(Records from a data source)
(begin)
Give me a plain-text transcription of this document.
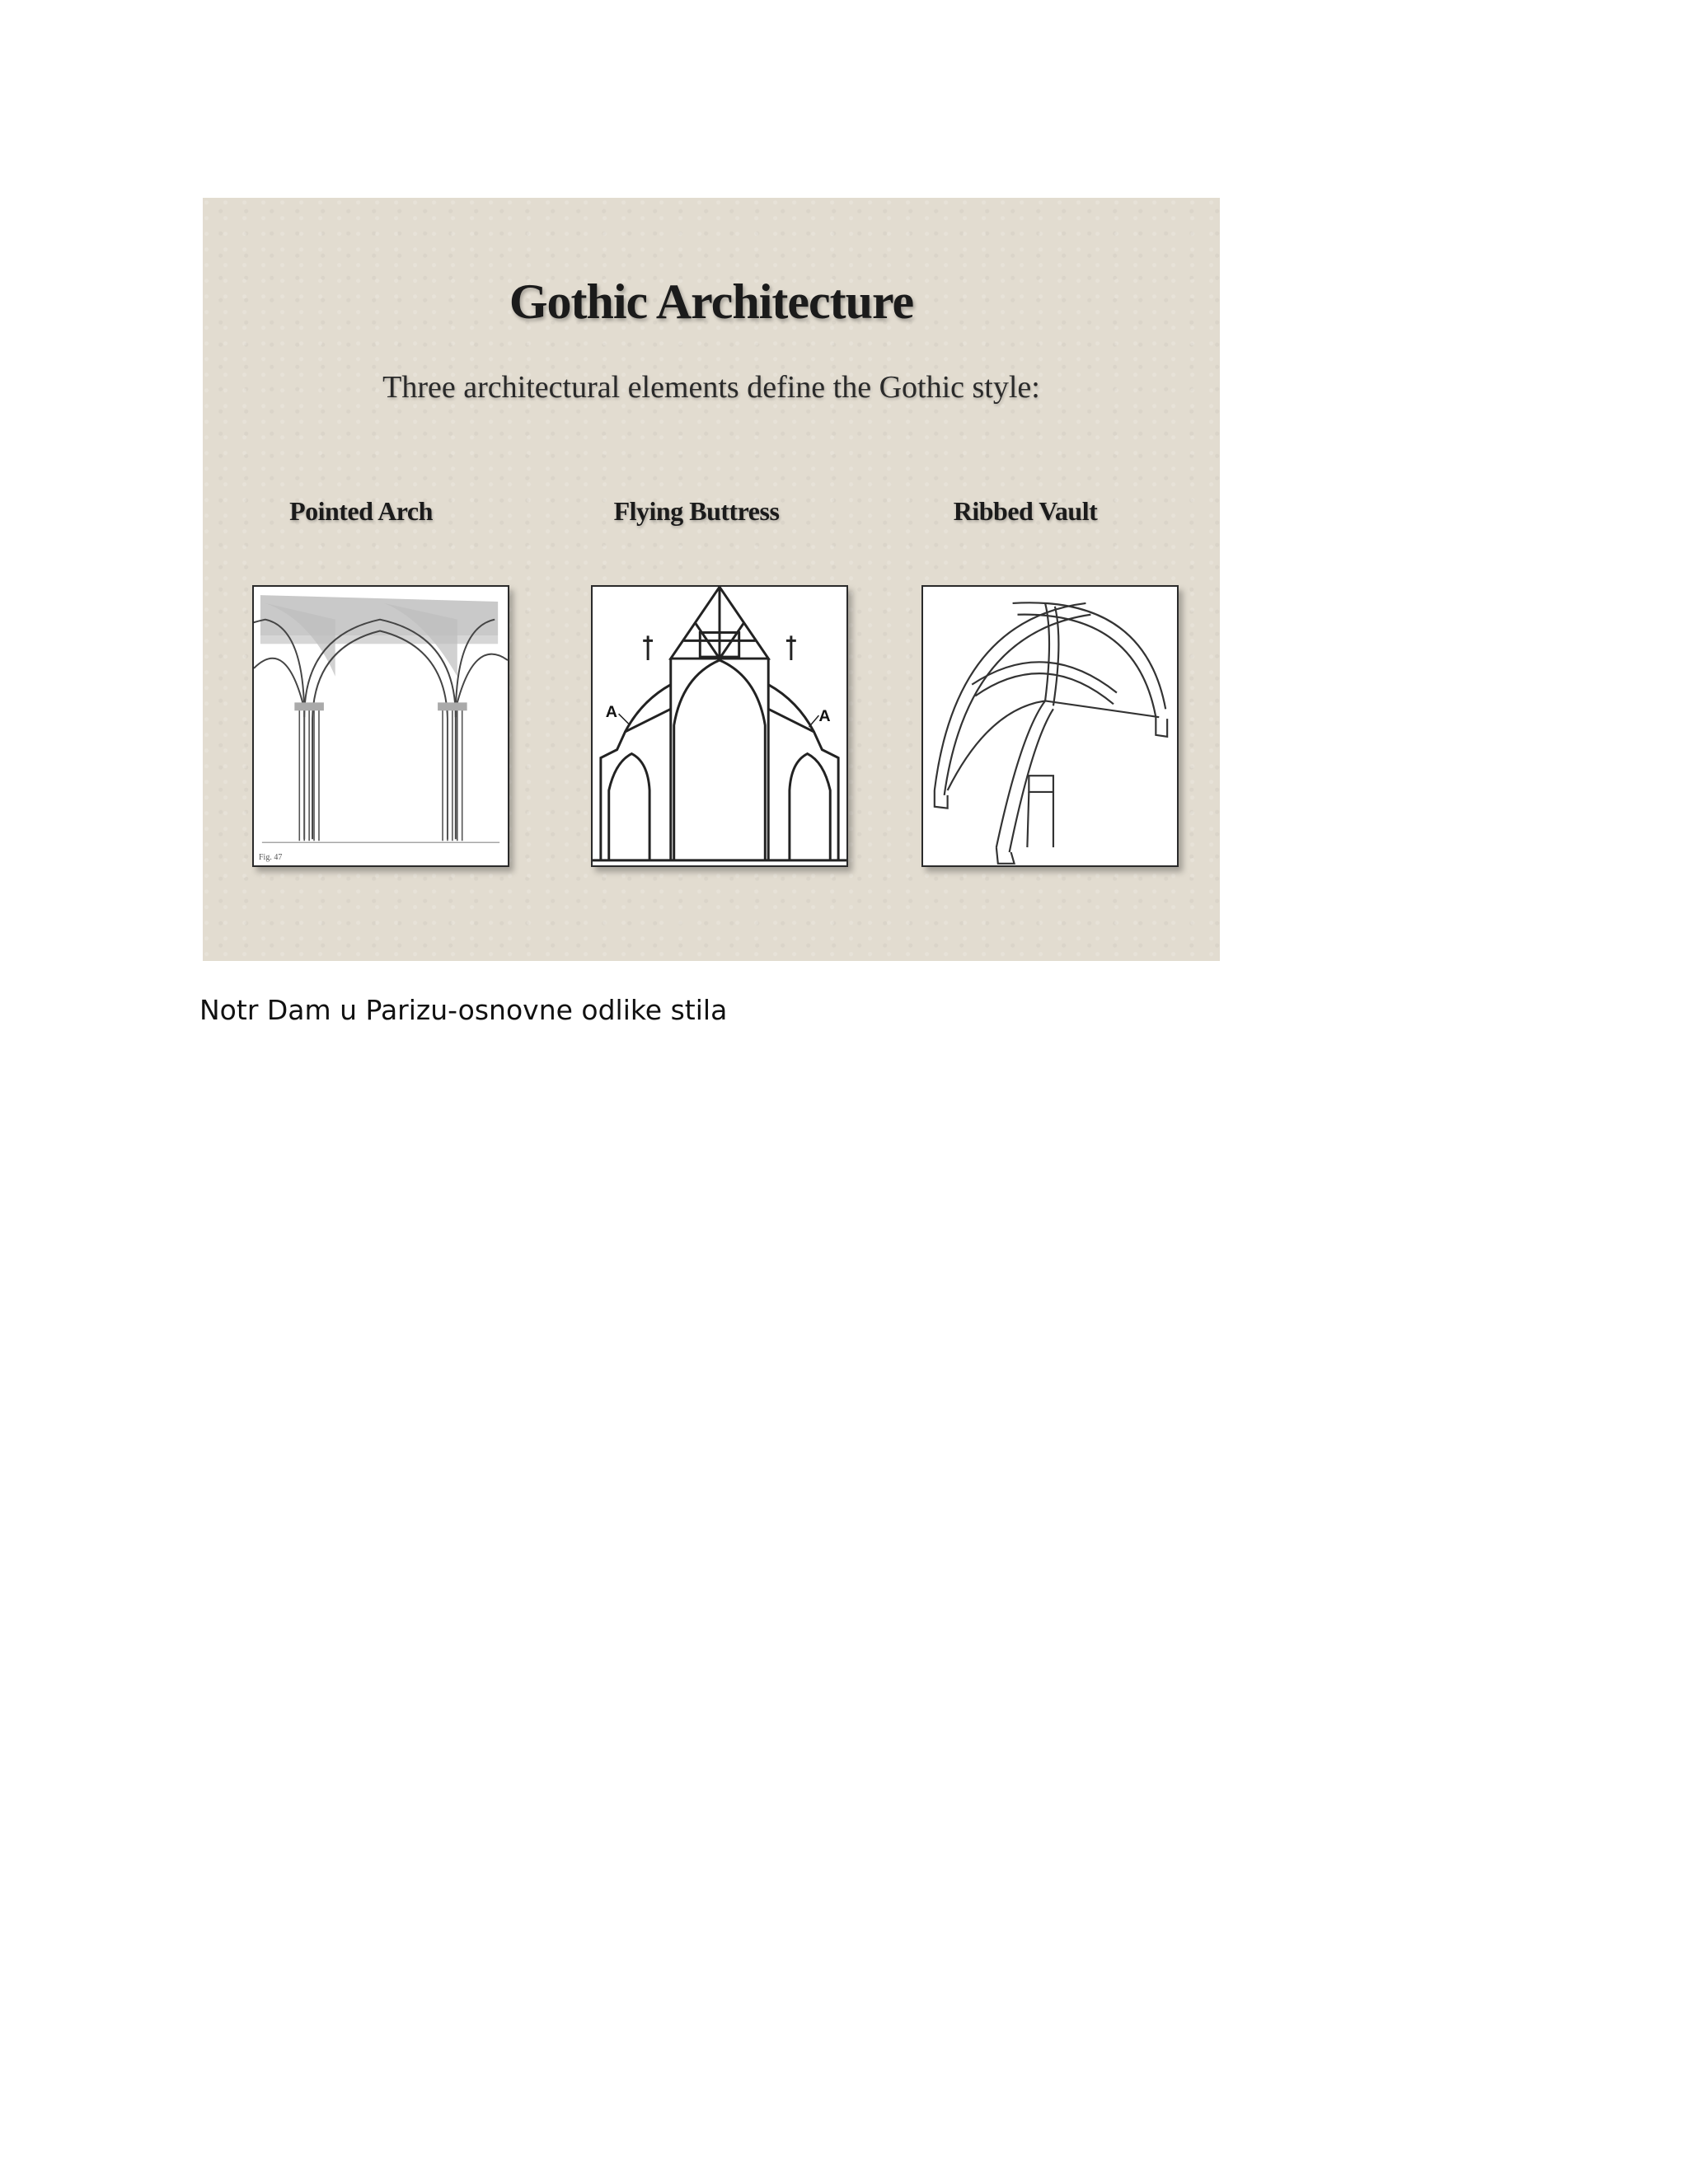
Gothic Architecture
Three architectural elements define the Gothic style:
Pointed Arch	Flying Buttress	Ribbed Vault
Fig. 47
A	A
Notr Dam u Parizu-osnovne odlike stila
(end)
Task
Strip out the images, then output the records above word for word.

Solved exercise
Give me a plain-text transcription of this document.
Gothic Architecture
Three architectural elements define the Gothic style:
Pointed Arch	Flying Buttress	Ribbed Vault
Fig. 47
A	A
Notr Dam u Parizu-osnovne odlike stila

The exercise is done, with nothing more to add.